— start TEXT SECTION —

# thickness of router table top



## kevinb (Feb 28, 2006)

i have a triton router which weighs 13lbs which i am going table mount. i plan on using mdf for a table top but was wondering how thick it should be.

thanks, kevin


----------



## gimpy (Oct 15, 2004)

kevin, that's a very heavy router, I think--compared to my Ryobi anyway. Are you planning on using an insert? I would consider an aluminum insert. As for the mdf, it is known to sag over time if not properly supported, so, the thicker the better, I think. I would think at least one inch or maybe 2 3/4 inch glued together. Unless of course, it has good support under it. Sorry for not being much more help.

Hopefully, one of the more experienced members will come along and give you more helpful advice.

good luck, Frank


----------



## geedub (Mar 20, 2006)

I made the error of reinforcing my router table and then realizing I had blocked the access for the dust port. Ooops. This wont hurt you if you use the enclosed underside of the table method for dust collection. . . you ARE using dust collection aren't you?

I stalled for about a year and finally moved to a DC away from my old shop vac with a seperator. What a difference. Minimal cleanup time means more time to play!


----------



## bobj3 (Jan 17, 2006)

Kevin

I would recommend two .750 thick MDF boards.(made in to one) 1.5 thick.
I have a Port.Cable 3.5HP/2.0HP (use both on the same table) hanging from a .500" x 11.000" x 11.000" clear plastic base and it works for all the hvy.duty bits I need to use on the router table i.e. 3.50" dia.bits. 
If you want a picture of it let me know and I will post one or two.

Have a good week.
Bj


----------



## Mike (Nov 22, 2004)

— end TEXT SECTION —
— start INFORMATION SHOWN —

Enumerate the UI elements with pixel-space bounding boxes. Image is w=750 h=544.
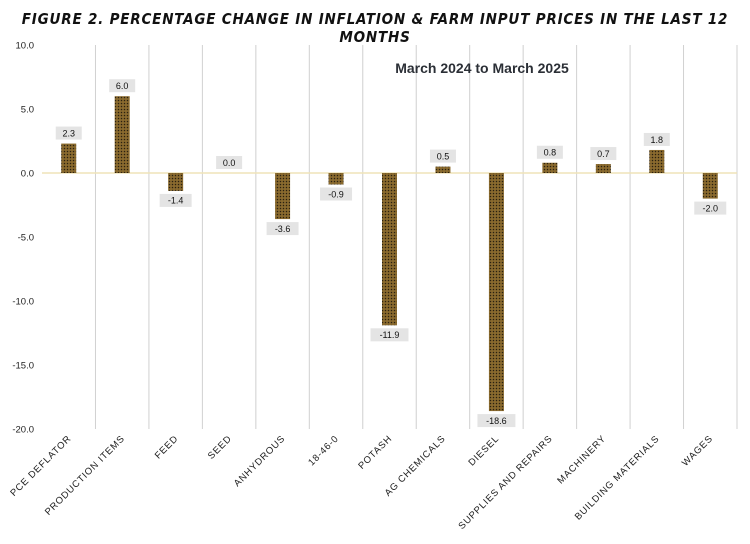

— end INFORMATION SHOWN —

GIVEN REQUEST A: For each statement, say yes or no according to the router table thread and quote its deciding words: (i) kevinb's Triton router weighs 13 pounds; (ii) gimpy notes that MDF can sag over time without proper support; (iii) bobj3 recommends a single MDF board one inch thick.
GIVEN REQUEST B: Return the passage of the router table thread starting with "kevin, that's a" and going on through "more helpful advice.".

SOLUTION A:
(i) Yes: "i have a triton router which weighs 13lbs"
(ii) Yes: "it is known to sag over time if not properly supported"
(iii) No: "I would recommend two .750 thick MDF boards.(made in to one) 1.5 thick."

SOLUTION B:
kevin, that's a very heavy router, I think--compared to my Ryobi anyway. Are you planning on using an insert? I would consider an aluminum insert. As for the mdf, it is known to sag over time if not properly supported, so, the thicker the better, I think. I would think at least one inch or maybe 2 3/4 inch glued together. Unless of course, it has good support under it. Sorry for not being much more help.

Hopefully, one of the more experienced members will come along and give you more helpful advice.